====== Provided material ======
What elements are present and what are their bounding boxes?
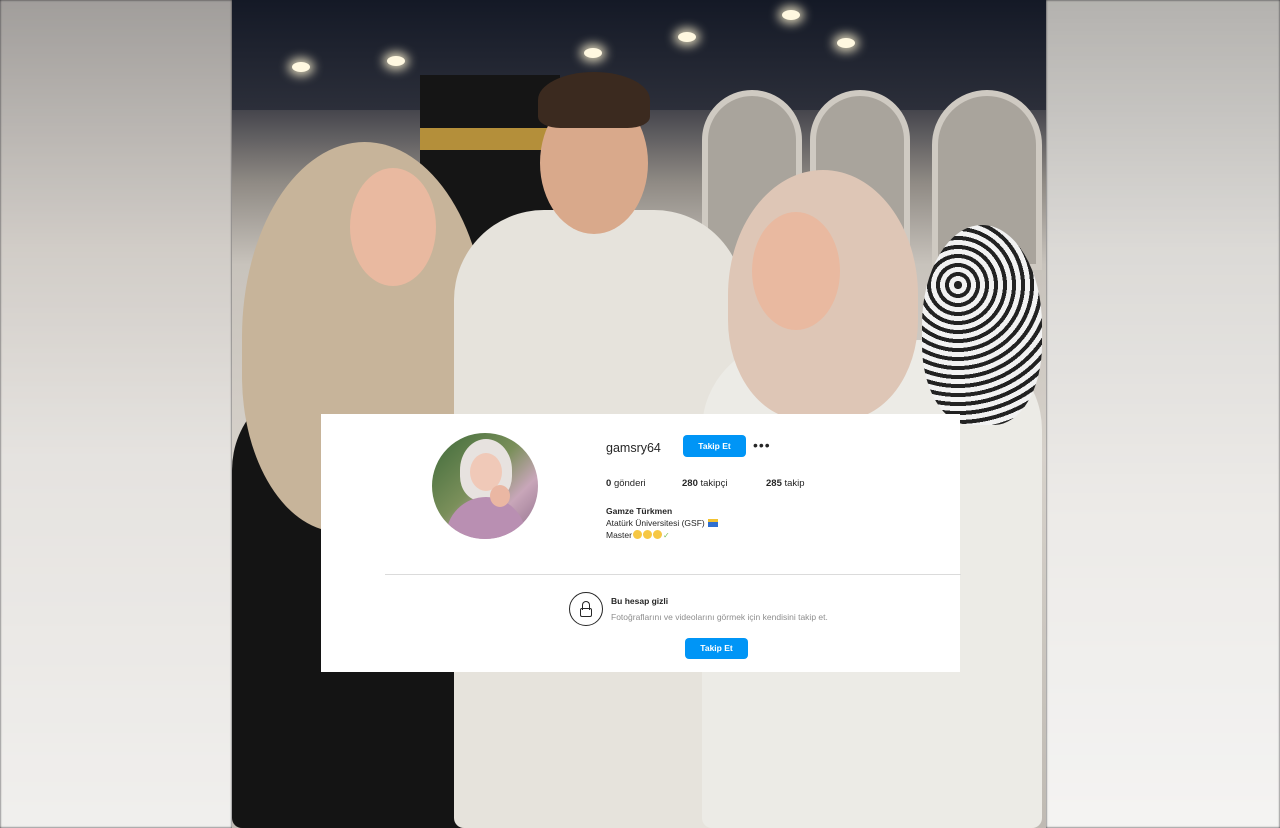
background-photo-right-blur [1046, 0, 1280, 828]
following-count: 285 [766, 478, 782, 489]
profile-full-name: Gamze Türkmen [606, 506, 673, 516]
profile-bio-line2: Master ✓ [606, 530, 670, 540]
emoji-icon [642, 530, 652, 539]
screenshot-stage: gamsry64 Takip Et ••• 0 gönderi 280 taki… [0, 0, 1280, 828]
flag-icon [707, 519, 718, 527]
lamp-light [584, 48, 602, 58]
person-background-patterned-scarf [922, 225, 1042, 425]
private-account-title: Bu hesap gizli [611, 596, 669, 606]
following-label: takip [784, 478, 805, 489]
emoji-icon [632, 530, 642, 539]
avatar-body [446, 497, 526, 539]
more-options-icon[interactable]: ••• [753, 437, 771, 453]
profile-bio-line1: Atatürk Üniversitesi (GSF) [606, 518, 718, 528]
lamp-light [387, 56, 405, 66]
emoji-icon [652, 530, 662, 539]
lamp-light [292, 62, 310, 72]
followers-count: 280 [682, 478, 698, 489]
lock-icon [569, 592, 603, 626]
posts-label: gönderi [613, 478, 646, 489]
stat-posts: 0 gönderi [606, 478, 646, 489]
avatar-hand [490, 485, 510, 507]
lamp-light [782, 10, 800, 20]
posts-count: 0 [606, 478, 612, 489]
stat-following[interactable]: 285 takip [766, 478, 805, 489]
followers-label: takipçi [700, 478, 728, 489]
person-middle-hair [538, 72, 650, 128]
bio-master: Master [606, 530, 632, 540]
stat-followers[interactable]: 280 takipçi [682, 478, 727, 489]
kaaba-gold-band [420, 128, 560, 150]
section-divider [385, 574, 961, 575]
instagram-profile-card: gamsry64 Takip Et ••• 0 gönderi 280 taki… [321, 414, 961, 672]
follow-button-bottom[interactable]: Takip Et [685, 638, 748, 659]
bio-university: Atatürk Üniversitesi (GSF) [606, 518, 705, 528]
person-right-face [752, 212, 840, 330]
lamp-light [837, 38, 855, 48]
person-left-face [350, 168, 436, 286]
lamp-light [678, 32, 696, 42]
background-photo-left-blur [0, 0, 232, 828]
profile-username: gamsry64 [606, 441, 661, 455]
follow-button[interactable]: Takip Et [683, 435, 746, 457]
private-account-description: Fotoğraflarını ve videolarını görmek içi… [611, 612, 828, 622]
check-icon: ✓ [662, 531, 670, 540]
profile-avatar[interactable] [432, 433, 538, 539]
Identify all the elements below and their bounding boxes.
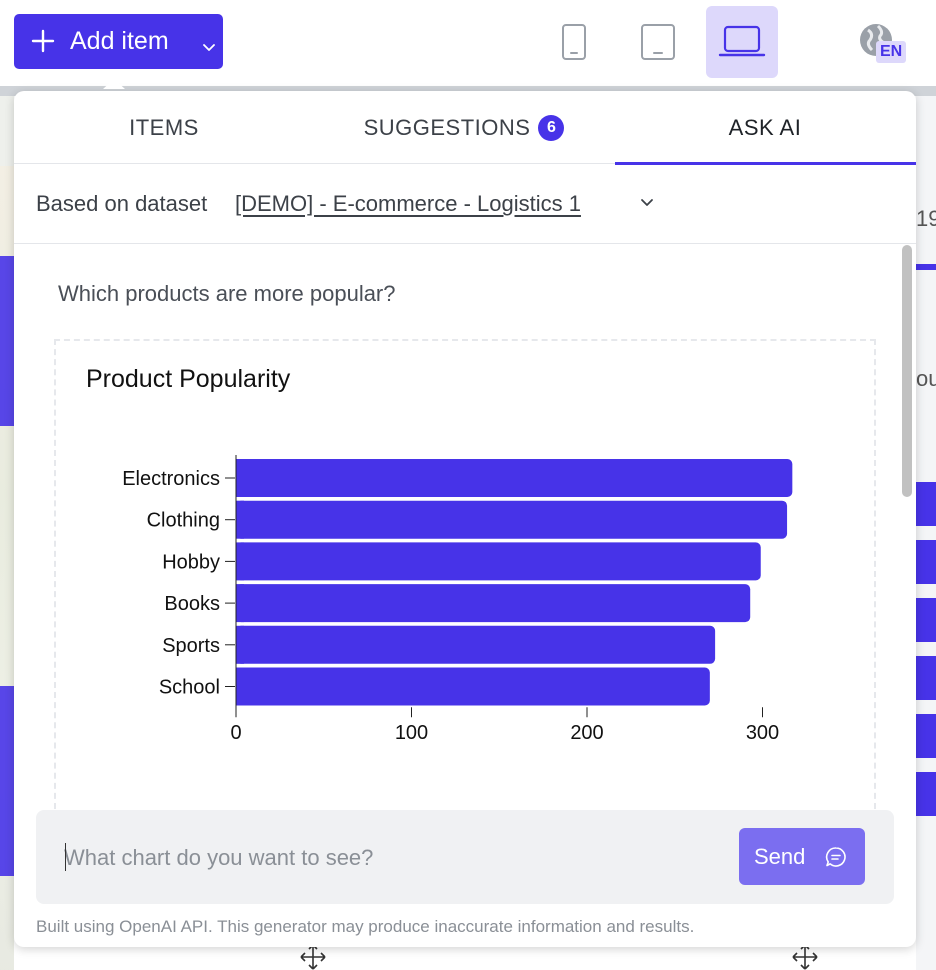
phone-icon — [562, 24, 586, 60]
======
» Task objective:
Put every line of the records above into a numbered list, skipping any blank lines. Leave out the pictures.

» Written response:
1. What elements are present and what are their bounding boxes?
2. background-photo-right-blur [1046, 0, 1280, 828]
3. following-count: 285 [766, 478, 782, 489]
4. profile-full-name: Gamze Türkmen [606, 506, 673, 516]
5. profile-bio-line2: Master ✓ [606, 530, 670, 540]
6. emoji-icon [642, 530, 652, 539]
7. screenshot-stage: gamsry64 Takip Et ••• 0 gönderi 280 taki… [0, 0, 1280, 828]
8. flag-icon [707, 519, 718, 527]
9. lamp-light [584, 48, 602, 58]
10. person-background-patterned-scarf [922, 225, 1042, 425]
11. private-account-title: Bu hesap gizli [611, 596, 669, 606]
12. following-label: takip [784, 478, 805, 489]
13. emoji-icon [632, 530, 642, 539]
14. avatar-body [446, 497, 526, 539]
15. more-options-icon[interactable]: ••• [753, 437, 771, 453]
16. profile-bio-line1: Atatürk Üniversitesi (GSF) [606, 518, 718, 528]
17. lamp-light [387, 56, 405, 66]
18. emoji-icon [652, 530, 662, 539]
19. lamp-light [292, 62, 310, 72]
20. followers-count: 280 [682, 478, 698, 489]
21. lock-icon [569, 592, 603, 626]
22. posts-label: gönderi [613, 478, 646, 489]
23. stat-posts: 0 gönderi [606, 478, 646, 489]
24. avatar-hand [490, 485, 510, 507]
25. lamp-light [782, 10, 800, 20]
26. posts-count: 0 [606, 478, 612, 489]
27. stat-following[interactable]: 285 takip [766, 478, 805, 489]
28. followers-label: takipçi [700, 478, 728, 489]
29. person-middle-hair [538, 72, 650, 128]
30. bio-master: Master [606, 530, 632, 540]
31. stat-followers[interactable]: 280 takipçi [682, 478, 727, 489]
32. kaaba-gold-band [420, 128, 560, 150]
33. section-divider [385, 574, 961, 575]
34. instagram-profile-card: gamsry64 Takip Et ••• 0 gönderi 280 taki… [321, 414, 961, 672]
35. follow-button-bottom[interactable]: Takip Et [685, 638, 748, 659]
36. bio-university: Atatürk Üniversitesi (GSF) [606, 518, 705, 528]
37. person-right-face [752, 212, 840, 330]
38. lamp-light [837, 38, 855, 48]
39. person-left-face [350, 168, 436, 286]
40. lamp-light [678, 32, 696, 42]
41. background-photo-left-blur [0, 0, 232, 828]
42. profile-username: gamsry64 [606, 441, 661, 455]
43. follow-button[interactable]: Takip Et [683, 435, 746, 457]
44. private-account-description: Fotoğraflarını ve videolarını görmek içi… [611, 612, 828, 622]
45. check-icon: ✓ [662, 531, 670, 540]
46. profile-avatar[interactable] [432, 433, 538, 539]
47. Identify all the elements below and their bounding boxes.
48. phone-icon — [562, 24, 586, 60]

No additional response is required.